-- START --
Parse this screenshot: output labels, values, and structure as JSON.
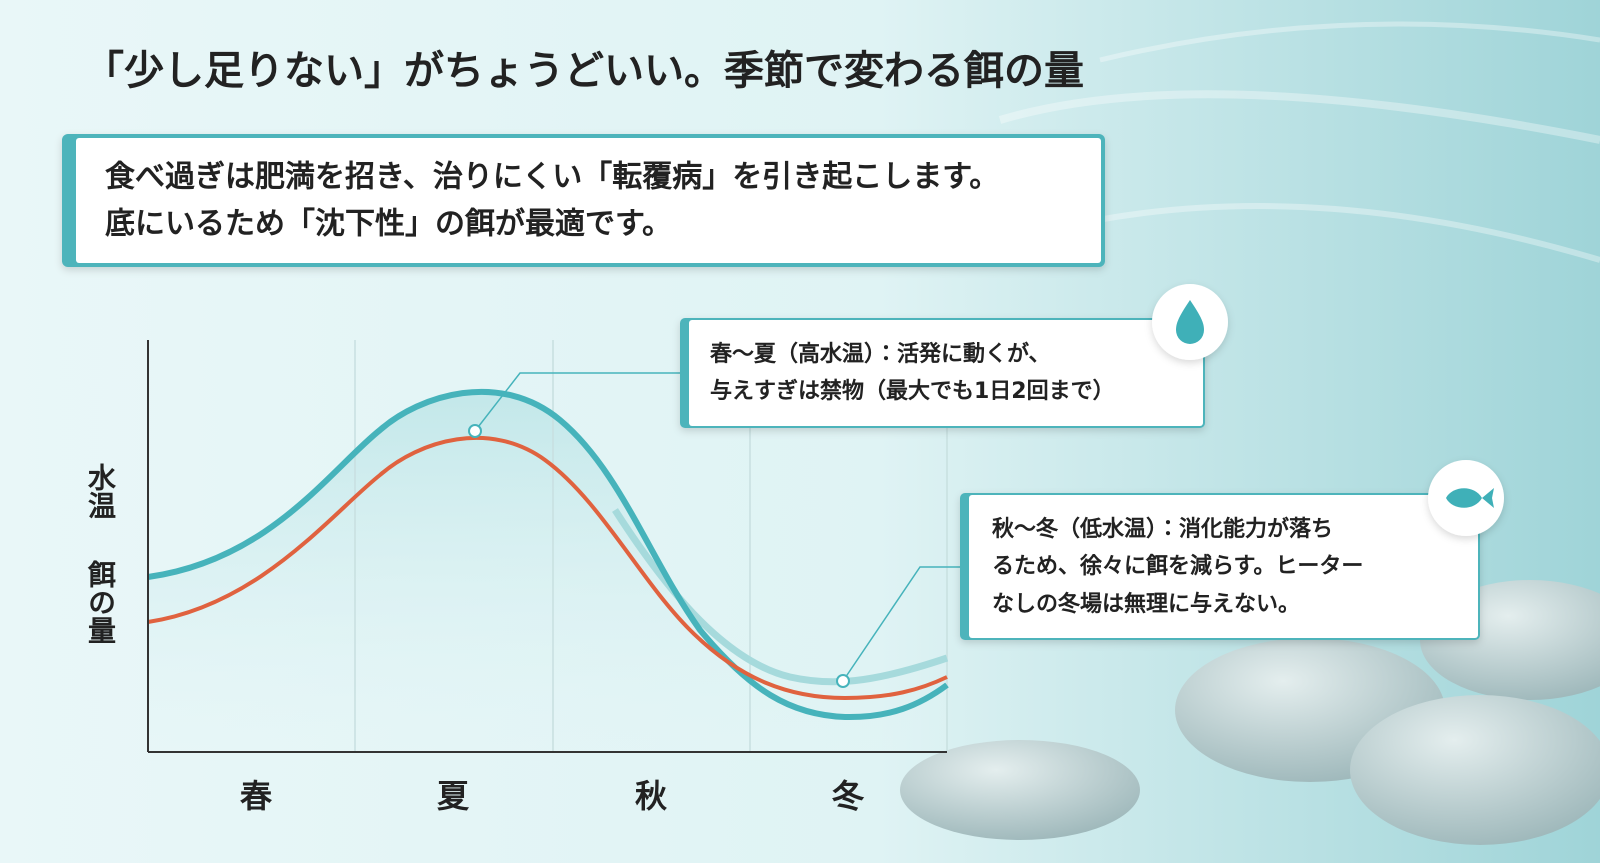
{
  "title": "「少し足りない」がちょうどいい。季節で変わる餌の量",
  "note": {
    "lines": [
      "食べ過ぎは肥満を招き、治りにくい「転覆病」を引き起こします。",
      "底にいるため「沈下性」の餌が最適です。"
    ]
  },
  "chart": {
    "y_label_lines": [
      "水温",
      "餌の量"
    ],
    "categories": [
      "春",
      "夏",
      "秋",
      "冬"
    ]
  },
  "callouts": [
    {
      "lines": [
        "春〜夏（高水温）：活発に動くが、",
        "与えすぎは禁物（最大でも1日2回まで）"
      ]
    },
    {
      "lines": [
        "秋〜冬（低水温）：消化能力が落ち",
        "るため、徐々に餌を減らす。ヒーター",
        "なしの冬場は無理に与えない。"
      ]
    }
  ]
}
-- END --
Aim => Restate the records word for word, omitting images.

Task response =>
Parse this screenshot: output labels, values, and structure as JSON.
{
  "title": "「少し足りない」がちょうどいい。季節で変わる餌の量",
  "note": {
    "lines": [
      "食べ過ぎは肥満を招き、治りにくい「転覆病」を引き起こします。",
      "底にいるため「沈下性」の餌が最適です。"
    ]
  },
  "chart": {
    "y_label_lines": [
      "水温",
      "餌の量"
    ],
    "categories": [
      "春",
      "夏",
      "秋",
      "冬"
    ]
  },
  "callouts": [
    {
      "lines": [
        "春〜夏（高水温）：活発に動くが、",
        "与えすぎは禁物（最大でも1日2回まで）"
      ]
    },
    {
      "lines": [
        "秋〜冬（低水温）：消化能力が落ち",
        "るため、徐々に餌を減らす。ヒーター",
        "なしの冬場は無理に与えない。"
      ]
    }
  ]
}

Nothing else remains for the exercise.